Exactly reproduce each entry, leaving out nothing.

***** DATA FOR THE TASK

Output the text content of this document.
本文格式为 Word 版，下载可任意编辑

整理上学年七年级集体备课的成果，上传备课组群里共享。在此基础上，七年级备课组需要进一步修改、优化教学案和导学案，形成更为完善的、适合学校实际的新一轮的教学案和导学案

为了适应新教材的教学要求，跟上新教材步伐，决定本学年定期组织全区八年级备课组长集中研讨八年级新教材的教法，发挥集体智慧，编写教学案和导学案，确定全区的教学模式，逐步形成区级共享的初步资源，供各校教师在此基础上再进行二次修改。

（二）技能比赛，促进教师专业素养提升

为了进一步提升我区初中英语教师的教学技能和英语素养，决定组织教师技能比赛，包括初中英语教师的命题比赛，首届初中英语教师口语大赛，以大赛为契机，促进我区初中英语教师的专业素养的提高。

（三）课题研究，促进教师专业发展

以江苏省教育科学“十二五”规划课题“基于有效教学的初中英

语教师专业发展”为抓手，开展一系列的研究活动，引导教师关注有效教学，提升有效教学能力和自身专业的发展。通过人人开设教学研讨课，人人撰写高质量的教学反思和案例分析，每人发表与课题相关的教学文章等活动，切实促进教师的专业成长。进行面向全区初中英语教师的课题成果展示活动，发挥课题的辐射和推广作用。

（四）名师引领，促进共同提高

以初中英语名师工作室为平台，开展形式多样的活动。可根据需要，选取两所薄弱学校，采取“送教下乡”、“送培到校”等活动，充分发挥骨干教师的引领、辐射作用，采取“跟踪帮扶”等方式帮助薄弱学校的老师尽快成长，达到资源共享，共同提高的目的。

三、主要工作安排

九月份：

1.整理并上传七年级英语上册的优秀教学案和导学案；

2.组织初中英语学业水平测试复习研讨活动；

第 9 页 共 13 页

**********

EXERCISE OUTPUT —
Output the text content of this document.
本文格式为 Word 版，下载可任意编辑

整理上学年七年级集体备课的成果，上传备课组群里共享。在此基础上，七年级备课组需要进一步修改、优化教学案和导学案，形成更为完善的、适合学校实际的新一轮的教学案和导学案

为了适应新教材的教学要求，跟上新教材步伐，决定本学年定期组织全区八年级备课组长集中研讨八年级新教材的教法，发挥集体智慧，编写教学案和导学案，确定全区的教学模式，逐步形成区级共享的初步资源，供各校教师在此基础上再进行二次修改。

（二）技能比赛，促进教师专业素养提升

为了进一步提升我区初中英语教师的教学技能和英语素养，决定组织教师技能比赛，包括初中英语教师的命题比赛，首届初中英语教师口语大赛，以大赛为契机，促进我区初中英语教师的专业素养的提高。

（三）课题研究，促进教师专业发展

以江苏省教育科学“十二五”规划课题“基于有效教学的初中英

语教师专业发展”为抓手，开展一系列的研究活动，引导教师关注有效教学，提升有效教学能力和自身专业的发展。通过人人开设教学研讨课，人人撰写高质量的教学反思和案例分析，每人发表与课题相关的教学文章等活动，切实促进教师的专业成长。进行面向全区初中英语教师的课题成果展示活动，发挥课题的辐射和推广作用。

（四）名师引领，促进共同提高

以初中英语名师工作室为平台，开展形式多样的活动。可根据需要，选取两所薄弱学校，采取“送教下乡”、“送培到校”等活动，充分发挥骨干教师的引领、辐射作用，采取“跟踪帮扶”等方式帮助薄弱学校的老师尽快成长，达到资源共享，共同提高的目的。

三、主要工作安排

九月份：

1.整理并上传七年级英语上册的优秀教学案和导学案；

2.组织初中英语学业水平测试复习研讨活动；

第 9 页 共 13 页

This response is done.